::: Data excerpts :::

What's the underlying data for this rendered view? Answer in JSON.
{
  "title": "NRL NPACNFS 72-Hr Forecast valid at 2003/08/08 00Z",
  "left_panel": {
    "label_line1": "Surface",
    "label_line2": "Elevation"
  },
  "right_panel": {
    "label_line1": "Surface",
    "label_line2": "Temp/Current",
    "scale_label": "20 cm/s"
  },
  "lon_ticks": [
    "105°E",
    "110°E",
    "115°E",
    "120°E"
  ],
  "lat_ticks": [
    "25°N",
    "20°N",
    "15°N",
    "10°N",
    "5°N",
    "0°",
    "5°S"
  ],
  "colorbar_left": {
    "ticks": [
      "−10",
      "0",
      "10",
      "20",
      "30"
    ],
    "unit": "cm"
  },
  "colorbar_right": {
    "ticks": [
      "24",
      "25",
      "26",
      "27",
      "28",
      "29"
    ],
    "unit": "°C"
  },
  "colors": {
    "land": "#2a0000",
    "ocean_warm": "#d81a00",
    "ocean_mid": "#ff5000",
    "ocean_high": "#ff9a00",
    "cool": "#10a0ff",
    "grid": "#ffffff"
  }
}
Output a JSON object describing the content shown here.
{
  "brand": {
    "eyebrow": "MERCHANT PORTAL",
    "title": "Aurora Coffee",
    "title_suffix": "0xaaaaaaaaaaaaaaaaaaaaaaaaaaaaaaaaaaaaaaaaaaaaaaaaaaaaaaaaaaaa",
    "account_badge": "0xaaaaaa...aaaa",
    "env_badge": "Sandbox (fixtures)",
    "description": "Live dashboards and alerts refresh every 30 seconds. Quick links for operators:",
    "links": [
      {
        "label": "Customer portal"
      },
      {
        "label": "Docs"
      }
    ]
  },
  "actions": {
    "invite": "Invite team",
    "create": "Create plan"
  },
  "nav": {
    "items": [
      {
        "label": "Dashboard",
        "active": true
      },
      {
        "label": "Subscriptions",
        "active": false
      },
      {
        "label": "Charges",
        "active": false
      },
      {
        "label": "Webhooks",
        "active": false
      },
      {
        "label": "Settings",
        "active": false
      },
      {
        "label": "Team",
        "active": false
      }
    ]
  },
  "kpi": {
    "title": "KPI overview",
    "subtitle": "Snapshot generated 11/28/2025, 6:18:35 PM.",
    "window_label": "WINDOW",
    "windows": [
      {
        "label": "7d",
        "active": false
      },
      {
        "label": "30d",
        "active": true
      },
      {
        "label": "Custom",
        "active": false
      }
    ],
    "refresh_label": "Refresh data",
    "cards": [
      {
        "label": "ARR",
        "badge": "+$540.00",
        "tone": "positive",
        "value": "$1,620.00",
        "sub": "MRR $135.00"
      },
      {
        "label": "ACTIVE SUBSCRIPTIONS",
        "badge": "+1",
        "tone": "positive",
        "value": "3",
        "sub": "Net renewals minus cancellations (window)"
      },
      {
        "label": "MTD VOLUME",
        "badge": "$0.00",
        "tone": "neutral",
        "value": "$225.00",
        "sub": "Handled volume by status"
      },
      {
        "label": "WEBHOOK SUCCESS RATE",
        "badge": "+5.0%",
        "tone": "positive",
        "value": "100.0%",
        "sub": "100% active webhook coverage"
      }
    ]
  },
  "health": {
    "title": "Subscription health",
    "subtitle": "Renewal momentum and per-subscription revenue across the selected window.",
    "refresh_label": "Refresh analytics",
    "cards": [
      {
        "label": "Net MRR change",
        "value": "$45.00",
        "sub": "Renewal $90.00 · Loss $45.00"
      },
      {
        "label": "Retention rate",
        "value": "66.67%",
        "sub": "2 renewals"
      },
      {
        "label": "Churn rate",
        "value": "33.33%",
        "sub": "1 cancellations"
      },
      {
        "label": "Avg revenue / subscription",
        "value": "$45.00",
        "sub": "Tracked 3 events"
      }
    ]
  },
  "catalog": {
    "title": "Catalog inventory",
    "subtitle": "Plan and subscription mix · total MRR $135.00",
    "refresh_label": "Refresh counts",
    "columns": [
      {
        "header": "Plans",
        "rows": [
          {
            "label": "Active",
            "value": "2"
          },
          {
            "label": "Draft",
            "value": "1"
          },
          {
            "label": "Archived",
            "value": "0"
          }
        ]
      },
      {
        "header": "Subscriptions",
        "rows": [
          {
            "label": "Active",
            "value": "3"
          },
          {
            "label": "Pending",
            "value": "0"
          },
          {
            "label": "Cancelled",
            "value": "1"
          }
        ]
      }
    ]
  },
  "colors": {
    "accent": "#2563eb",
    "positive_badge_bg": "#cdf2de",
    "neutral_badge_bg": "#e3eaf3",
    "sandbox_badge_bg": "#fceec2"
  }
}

:::

• What you are asked to do: Point out every line holding the string "cancellations" and copy it.

• Task answer:
        "sub": "Net renewals minus cancellations (window)"
        "sub": "1 cancellations"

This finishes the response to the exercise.